[Figure data in JSON]
- - - - -

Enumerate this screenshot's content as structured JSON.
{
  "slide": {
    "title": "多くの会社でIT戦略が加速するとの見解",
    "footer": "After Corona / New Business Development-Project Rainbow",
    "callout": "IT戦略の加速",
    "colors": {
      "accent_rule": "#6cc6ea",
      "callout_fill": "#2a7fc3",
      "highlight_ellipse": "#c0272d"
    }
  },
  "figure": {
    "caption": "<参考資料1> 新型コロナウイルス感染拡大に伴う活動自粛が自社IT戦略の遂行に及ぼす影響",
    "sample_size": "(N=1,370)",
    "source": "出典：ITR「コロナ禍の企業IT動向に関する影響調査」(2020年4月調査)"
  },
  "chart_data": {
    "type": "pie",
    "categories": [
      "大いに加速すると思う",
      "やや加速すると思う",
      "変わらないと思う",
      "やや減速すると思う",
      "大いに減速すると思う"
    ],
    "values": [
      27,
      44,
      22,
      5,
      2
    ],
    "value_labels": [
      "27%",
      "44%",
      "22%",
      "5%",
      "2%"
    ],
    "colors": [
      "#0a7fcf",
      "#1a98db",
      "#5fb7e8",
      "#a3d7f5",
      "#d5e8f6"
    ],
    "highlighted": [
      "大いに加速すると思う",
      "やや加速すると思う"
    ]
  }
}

- - - - -

Problem statement: Write all of the records out again exactly.

Output of the task:
Enumerate this screenshot's content as structured JSON.
{
  "slide": {
    "title": "多くの会社でIT戦略が加速するとの見解",
    "footer": "After Corona / New Business Development-Project Rainbow",
    "callout": "IT戦略の加速",
    "colors": {
      "accent_rule": "#6cc6ea",
      "callout_fill": "#2a7fc3",
      "highlight_ellipse": "#c0272d"
    }
  },
  "figure": {
    "caption": "<参考資料1> 新型コロナウイルス感染拡大に伴う活動自粛が自社IT戦略の遂行に及ぼす影響",
    "sample_size": "(N=1,370)",
    "source": "出典：ITR「コロナ禍の企業IT動向に関する影響調査」(2020年4月調査)"
  },
  "chart_data": {
    "type": "pie",
    "categories": [
      "大いに加速すると思う",
      "やや加速すると思う",
      "変わらないと思う",
      "やや減速すると思う",
      "大いに減速すると思う"
    ],
    "values": [
      27,
      44,
      22,
      5,
      2
    ],
    "value_labels": [
      "27%",
      "44%",
      "22%",
      "5%",
      "2%"
    ],
    "colors": [
      "#0a7fcf",
      "#1a98db",
      "#5fb7e8",
      "#a3d7f5",
      "#d5e8f6"
    ],
    "highlighted": [
      "大いに加速すると思う",
      "やや加速すると思う"
    ]
  }
}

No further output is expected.